→ What to produce
Reproduce every record below exactly as written, leaving out any pictures.

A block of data
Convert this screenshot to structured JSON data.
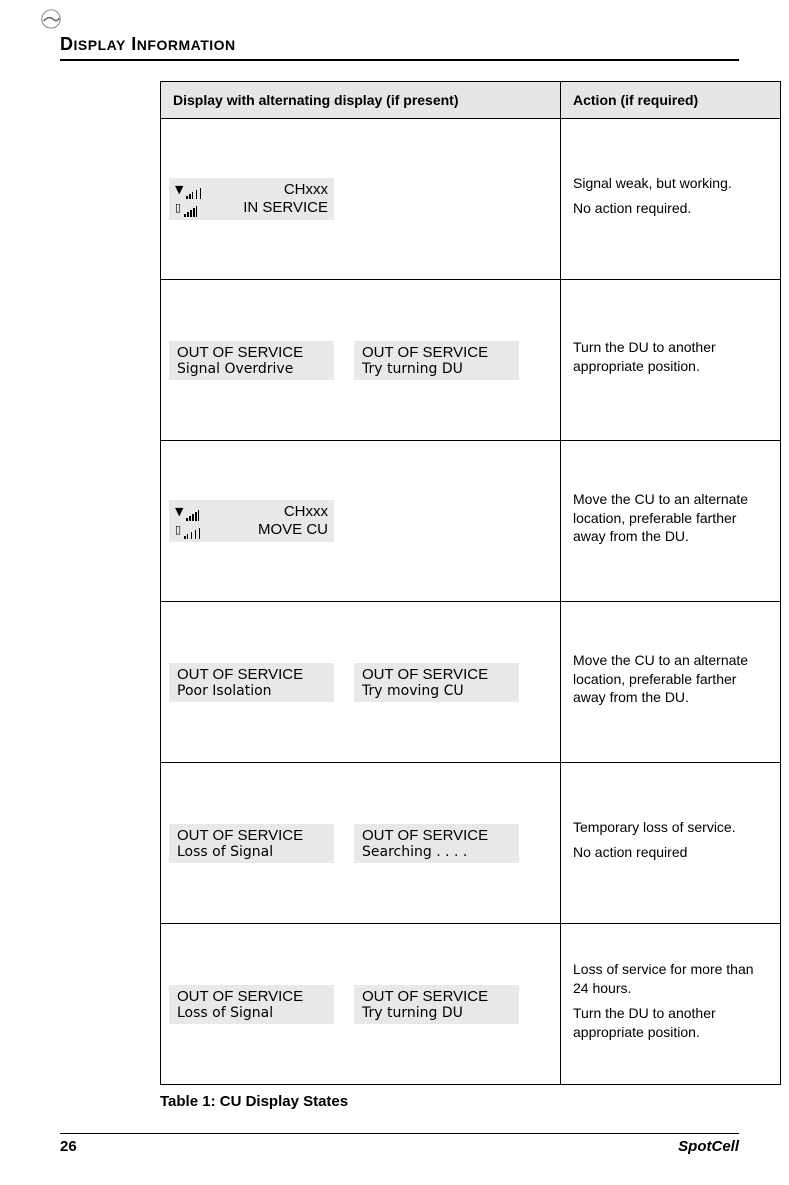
{
  "header": {
    "title_caps_1": "D",
    "title_small_1": "ISPLAY",
    "title_caps_2": " I",
    "title_small_2": "NFORMATION"
  },
  "table": {
    "col1": "Display with alternating display (if present)",
    "col2": "Action (if required)",
    "rows": [
      {
        "panels": [
          {
            "type": "status",
            "top_right": "CHxxx",
            "bottom_right": "IN SERVICE",
            "top_bars": 2,
            "bottom_bars": 4
          }
        ],
        "action": [
          "Signal weak, but working.",
          "No action required."
        ]
      },
      {
        "panels": [
          {
            "type": "msg",
            "line1": "OUT OF SERVICE",
            "line2": "Signal Overdrive"
          },
          {
            "type": "msg",
            "line1": "OUT OF SERVICE",
            "line2": "Try turning DU"
          }
        ],
        "action": [
          "Turn the DU to another appropriate position."
        ]
      },
      {
        "panels": [
          {
            "type": "status",
            "top_right": "CHxxx",
            "bottom_right": "MOVE CU",
            "top_bars": 4,
            "bottom_bars": 1
          }
        ],
        "action": [
          "Move the CU to an alternate location, preferable farther away from the DU."
        ]
      },
      {
        "panels": [
          {
            "type": "msg",
            "line1": "OUT OF SERVICE",
            "line2": "Poor Isolation"
          },
          {
            "type": "msg",
            "line1": "OUT OF SERVICE",
            "line2": "Try moving CU"
          }
        ],
        "action": [
          "Move the CU to an alternate location, preferable farther away from the DU."
        ]
      },
      {
        "panels": [
          {
            "type": "msg",
            "line1": "OUT OF SERVICE",
            "line2": "Loss of Signal"
          },
          {
            "type": "msg",
            "line1": "OUT OF SERVICE",
            "line2": "Searching . . . ."
          }
        ],
        "action": [
          "Temporary loss of service.",
          "No action required"
        ]
      },
      {
        "panels": [
          {
            "type": "msg",
            "line1": "OUT OF SERVICE",
            "line2": "Loss of Signal"
          },
          {
            "type": "msg",
            "line1": "OUT OF SERVICE",
            "line2": "Try turning DU"
          }
        ],
        "action": [
          "Loss of service for more than 24 hours.",
          "Turn the DU to another appropriate position."
        ]
      }
    ]
  },
  "caption": "Table 1:   CU Display States",
  "footer": {
    "page": "26",
    "product": "SpotCell"
  },
  "colors": {
    "header_bg": "#e6e6e6",
    "lcd_bg": "#e8e8e8",
    "border": "#000000",
    "text": "#000000",
    "page_bg": "#ffffff"
  },
  "fonts": {
    "body": "Arial",
    "heading": "Trebuchet MS",
    "lcd": "Arial Narrow"
  }
}
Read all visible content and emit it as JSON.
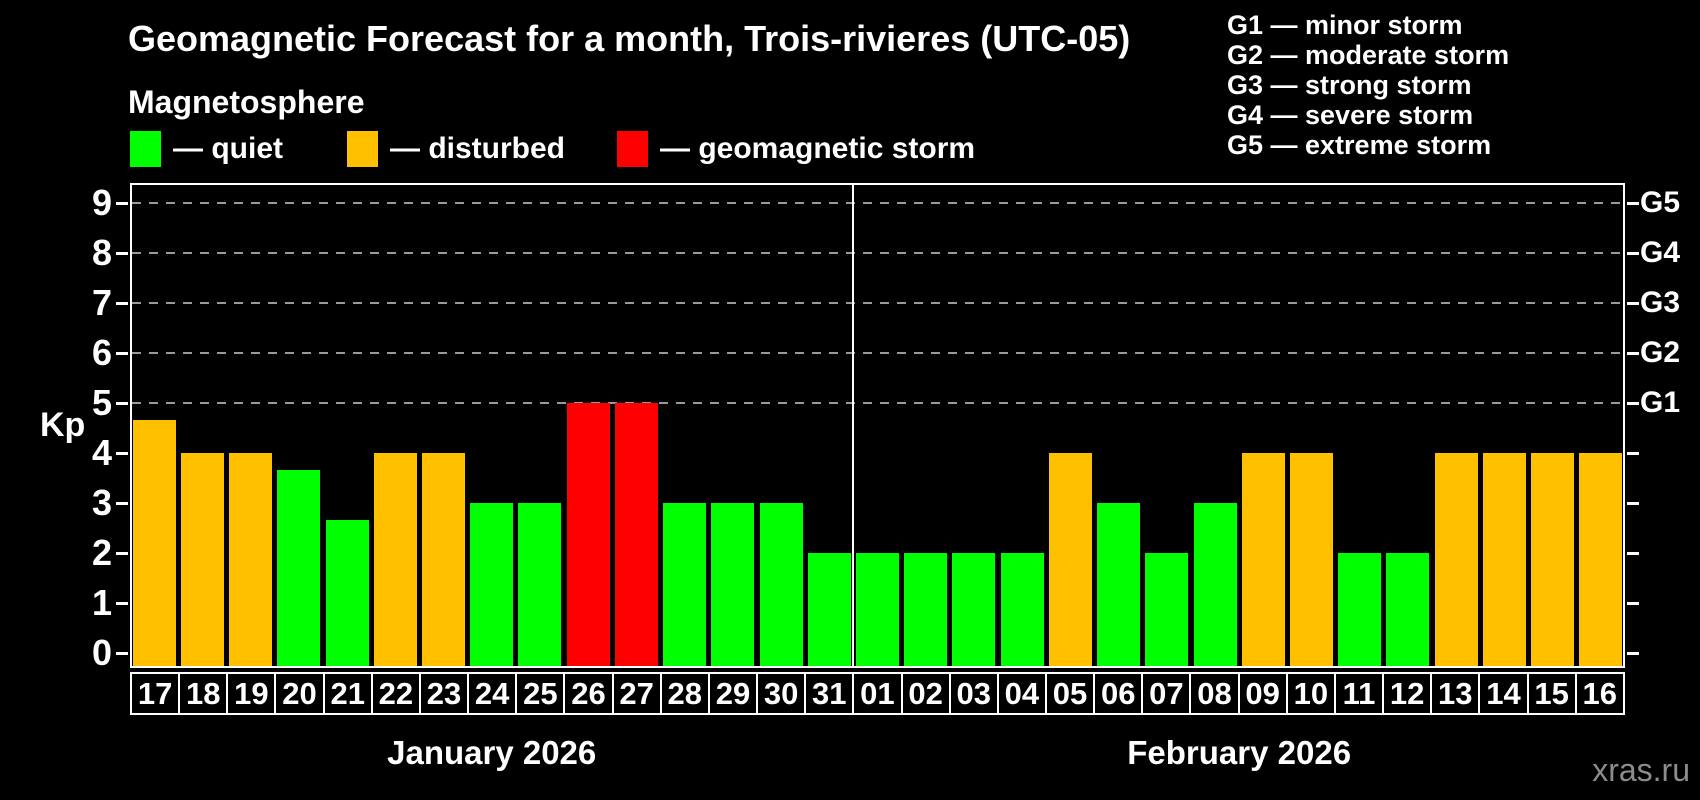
{
  "header": {
    "title": "Geomagnetic Forecast for a month, Trois-rivieres (UTC-05)",
    "subtitle": "Magnetosphere"
  },
  "legend": {
    "items": [
      {
        "key": "quiet",
        "label": "— quiet",
        "color": "#00ff00"
      },
      {
        "key": "disturbed",
        "label": "— disturbed",
        "color": "#ffc000"
      },
      {
        "key": "storm",
        "label": "— geomagnetic storm",
        "color": "#ff0000"
      }
    ]
  },
  "g_legend": {
    "lines": [
      "G1 — minor storm",
      "G2 — moderate storm",
      "G3 — strong storm",
      "G4 — severe storm",
      "G5 — extreme storm"
    ]
  },
  "footer": {
    "watermark": "xras.ru"
  },
  "chart_data": {
    "type": "bar",
    "title": "Geomagnetic Forecast for a month, Trois-rivieres (UTC-05)",
    "xlabel": "",
    "ylabel": "Kp",
    "ylim": [
      0,
      9
    ],
    "yticks": [
      0,
      1,
      2,
      3,
      4,
      5,
      6,
      7,
      8,
      9
    ],
    "grid_kp_levels": [
      5,
      6,
      7,
      8,
      9
    ],
    "grid_on": true,
    "legend_position": "top",
    "right_axis": [
      {
        "kp": 5,
        "label": "G1"
      },
      {
        "kp": 6,
        "label": "G2"
      },
      {
        "kp": 7,
        "label": "G3"
      },
      {
        "kp": 8,
        "label": "G4"
      },
      {
        "kp": 9,
        "label": "G5"
      }
    ],
    "status_colors": {
      "quiet": "#00ff00",
      "disturbed": "#ffc000",
      "storm": "#ff0000"
    },
    "months": [
      {
        "label": "January 2026",
        "days": [
          {
            "day": "17",
            "kp": 4.67,
            "status": "disturbed"
          },
          {
            "day": "18",
            "kp": 4,
            "status": "disturbed"
          },
          {
            "day": "19",
            "kp": 4,
            "status": "disturbed"
          },
          {
            "day": "20",
            "kp": 3.67,
            "status": "quiet"
          },
          {
            "day": "21",
            "kp": 2.67,
            "status": "quiet"
          },
          {
            "day": "22",
            "kp": 4,
            "status": "disturbed"
          },
          {
            "day": "23",
            "kp": 4,
            "status": "disturbed"
          },
          {
            "day": "24",
            "kp": 3,
            "status": "quiet"
          },
          {
            "day": "25",
            "kp": 3,
            "status": "quiet"
          },
          {
            "day": "26",
            "kp": 5,
            "status": "storm"
          },
          {
            "day": "27",
            "kp": 5,
            "status": "storm"
          },
          {
            "day": "28",
            "kp": 3,
            "status": "quiet"
          },
          {
            "day": "29",
            "kp": 3,
            "status": "quiet"
          },
          {
            "day": "30",
            "kp": 3,
            "status": "quiet"
          },
          {
            "day": "31",
            "kp": 2,
            "status": "quiet"
          }
        ]
      },
      {
        "label": "February 2026",
        "days": [
          {
            "day": "01",
            "kp": 2,
            "status": "quiet"
          },
          {
            "day": "02",
            "kp": 2,
            "status": "quiet"
          },
          {
            "day": "03",
            "kp": 2,
            "status": "quiet"
          },
          {
            "day": "04",
            "kp": 2,
            "status": "quiet"
          },
          {
            "day": "05",
            "kp": 4,
            "status": "disturbed"
          },
          {
            "day": "06",
            "kp": 3,
            "status": "quiet"
          },
          {
            "day": "07",
            "kp": 2,
            "status": "quiet"
          },
          {
            "day": "08",
            "kp": 3,
            "status": "quiet"
          },
          {
            "day": "09",
            "kp": 4,
            "status": "disturbed"
          },
          {
            "day": "10",
            "kp": 4,
            "status": "disturbed"
          },
          {
            "day": "11",
            "kp": 2,
            "status": "quiet"
          },
          {
            "day": "12",
            "kp": 2,
            "status": "quiet"
          },
          {
            "day": "13",
            "kp": 4,
            "status": "disturbed"
          },
          {
            "day": "14",
            "kp": 4,
            "status": "disturbed"
          },
          {
            "day": "15",
            "kp": 4,
            "status": "disturbed"
          },
          {
            "day": "16",
            "kp": 4,
            "status": "disturbed"
          }
        ]
      }
    ]
  }
}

→ Result of this exercise
Convert this screenshot to structured JSON data.
{
  "header": {
    "title_caps_1": "D",
    "title_small_1": "ISPLAY",
    "title_caps_2": " I",
    "title_small_2": "NFORMATION"
  },
  "table": {
    "col1": "Display with alternating display (if present)",
    "col2": "Action (if required)",
    "rows": [
      {
        "panels": [
          {
            "type": "status",
            "top_right": "CHxxx",
            "bottom_right": "IN SERVICE",
            "top_bars": 2,
            "bottom_bars": 4
          }
        ],
        "action": [
          "Signal weak, but working.",
          "No action required."
        ]
      },
      {
        "panels": [
          {
            "type": "msg",
            "line1": "OUT OF SERVICE",
            "line2": "Signal Overdrive"
          },
          {
            "type": "msg",
            "line1": "OUT OF SERVICE",
            "line2": "Try turning DU"
          }
        ],
        "action": [
          "Turn the DU to another appropriate position."
        ]
      },
      {
        "panels": [
          {
            "type": "status",
            "top_right": "CHxxx",
            "bottom_right": "MOVE CU",
            "top_bars": 4,
            "bottom_bars": 1
          }
        ],
        "action": [
          "Move the CU to an alternate location, preferable farther away from the DU."
        ]
      },
      {
        "panels": [
          {
            "type": "msg",
            "line1": "OUT OF SERVICE",
            "line2": "Poor Isolation"
          },
          {
            "type": "msg",
            "line1": "OUT OF SERVICE",
            "line2": "Try moving CU"
          }
        ],
        "action": [
          "Move the CU to an alternate location, preferable farther away from the DU."
        ]
      },
      {
        "panels": [
          {
            "type": "msg",
            "line1": "OUT OF SERVICE",
            "line2": "Loss of Signal"
          },
          {
            "type": "msg",
            "line1": "OUT OF SERVICE",
            "line2": "Searching . . . ."
          }
        ],
        "action": [
          "Temporary loss of service.",
          "No action required"
        ]
      },
      {
        "panels": [
          {
            "type": "msg",
            "line1": "OUT OF SERVICE",
            "line2": "Loss of Signal"
          },
          {
            "type": "msg",
            "line1": "OUT OF SERVICE",
            "line2": "Try turning DU"
          }
        ],
        "action": [
          "Loss of service for more than 24 hours.",
          "Turn the DU to another appropriate position."
        ]
      }
    ]
  },
  "caption": "Table 1:   CU Display States",
  "footer": {
    "page": "26",
    "product": "SpotCell"
  },
  "colors": {
    "header_bg": "#e6e6e6",
    "lcd_bg": "#e8e8e8",
    "border": "#000000",
    "text": "#000000",
    "page_bg": "#ffffff"
  },
  "fonts": {
    "body": "Arial",
    "heading": "Trebuchet MS",
    "lcd": "Arial Narrow"
  }
}
Read all visible content and emit it as JSON.
{
  "header": {
    "title": "Geomagnetic Forecast for a month, Trois-rivieres (UTC-05)",
    "subtitle": "Magnetosphere"
  },
  "legend": {
    "items": [
      {
        "key": "quiet",
        "label": "— quiet",
        "color": "#00ff00"
      },
      {
        "key": "disturbed",
        "label": "— disturbed",
        "color": "#ffc000"
      },
      {
        "key": "storm",
        "label": "— geomagnetic storm",
        "color": "#ff0000"
      }
    ]
  },
  "g_legend": {
    "lines": [
      "G1 — minor storm",
      "G2 — moderate storm",
      "G3 — strong storm",
      "G4 — severe storm",
      "G5 — extreme storm"
    ]
  },
  "footer": {
    "watermark": "xras.ru"
  },
  "chart_data": {
    "type": "bar",
    "title": "Geomagnetic Forecast for a month, Trois-rivieres (UTC-05)",
    "xlabel": "",
    "ylabel": "Kp",
    "ylim": [
      0,
      9
    ],
    "yticks": [
      0,
      1,
      2,
      3,
      4,
      5,
      6,
      7,
      8,
      9
    ],
    "grid_kp_levels": [
      5,
      6,
      7,
      8,
      9
    ],
    "grid_on": true,
    "legend_position": "top",
    "right_axis": [
      {
        "kp": 5,
        "label": "G1"
      },
      {
        "kp": 6,
        "label": "G2"
      },
      {
        "kp": 7,
        "label": "G3"
      },
      {
        "kp": 8,
        "label": "G4"
      },
      {
        "kp": 9,
        "label": "G5"
      }
    ],
    "status_colors": {
      "quiet": "#00ff00",
      "disturbed": "#ffc000",
      "storm": "#ff0000"
    },
    "months": [
      {
        "label": "January 2026",
        "days": [
          {
            "day": "17",
            "kp": 4.67,
            "status": "disturbed"
          },
          {
            "day": "18",
            "kp": 4,
            "status": "disturbed"
          },
          {
            "day": "19",
            "kp": 4,
            "status": "disturbed"
          },
          {
            "day": "20",
            "kp": 3.67,
            "status": "quiet"
          },
          {
            "day": "21",
            "kp": 2.67,
            "status": "quiet"
          },
          {
            "day": "22",
            "kp": 4,
            "status": "disturbed"
          },
          {
            "day": "23",
            "kp": 4,
            "status": "disturbed"
          },
          {
            "day": "24",
            "kp": 3,
            "status": "quiet"
          },
          {
            "day": "25",
            "kp": 3,
            "status": "quiet"
          },
          {
            "day": "26",
            "kp": 5,
            "status": "storm"
          },
          {
            "day": "27",
            "kp": 5,
            "status": "storm"
          },
          {
            "day": "28",
            "kp": 3,
            "status": "quiet"
          },
          {
            "day": "29",
            "kp": 3,
            "status": "quiet"
          },
          {
            "day": "30",
            "kp": 3,
            "status": "quiet"
          },
          {
            "day": "31",
            "kp": 2,
            "status": "quiet"
          }
        ]
      },
      {
        "label": "February 2026",
        "days": [
          {
            "day": "01",
            "kp": 2,
            "status": "quiet"
          },
          {
            "day": "02",
            "kp": 2,
            "status": "quiet"
          },
          {
            "day": "03",
            "kp": 2,
            "status": "quiet"
          },
          {
            "day": "04",
            "kp": 2,
            "status": "quiet"
          },
          {
            "day": "05",
            "kp": 4,
            "status": "disturbed"
          },
          {
            "day": "06",
            "kp": 3,
            "status": "quiet"
          },
          {
            "day": "07",
            "kp": 2,
            "status": "quiet"
          },
          {
            "day": "08",
            "kp": 3,
            "status": "quiet"
          },
          {
            "day": "09",
            "kp": 4,
            "status": "disturbed"
          },
          {
            "day": "10",
            "kp": 4,
            "status": "disturbed"
          },
          {
            "day": "11",
            "kp": 2,
            "status": "quiet"
          },
          {
            "day": "12",
            "kp": 2,
            "status": "quiet"
          },
          {
            "day": "13",
            "kp": 4,
            "status": "disturbed"
          },
          {
            "day": "14",
            "kp": 4,
            "status": "disturbed"
          },
          {
            "day": "15",
            "kp": 4,
            "status": "disturbed"
          },
          {
            "day": "16",
            "kp": 4,
            "status": "disturbed"
          }
        ]
      }
    ]
  }
}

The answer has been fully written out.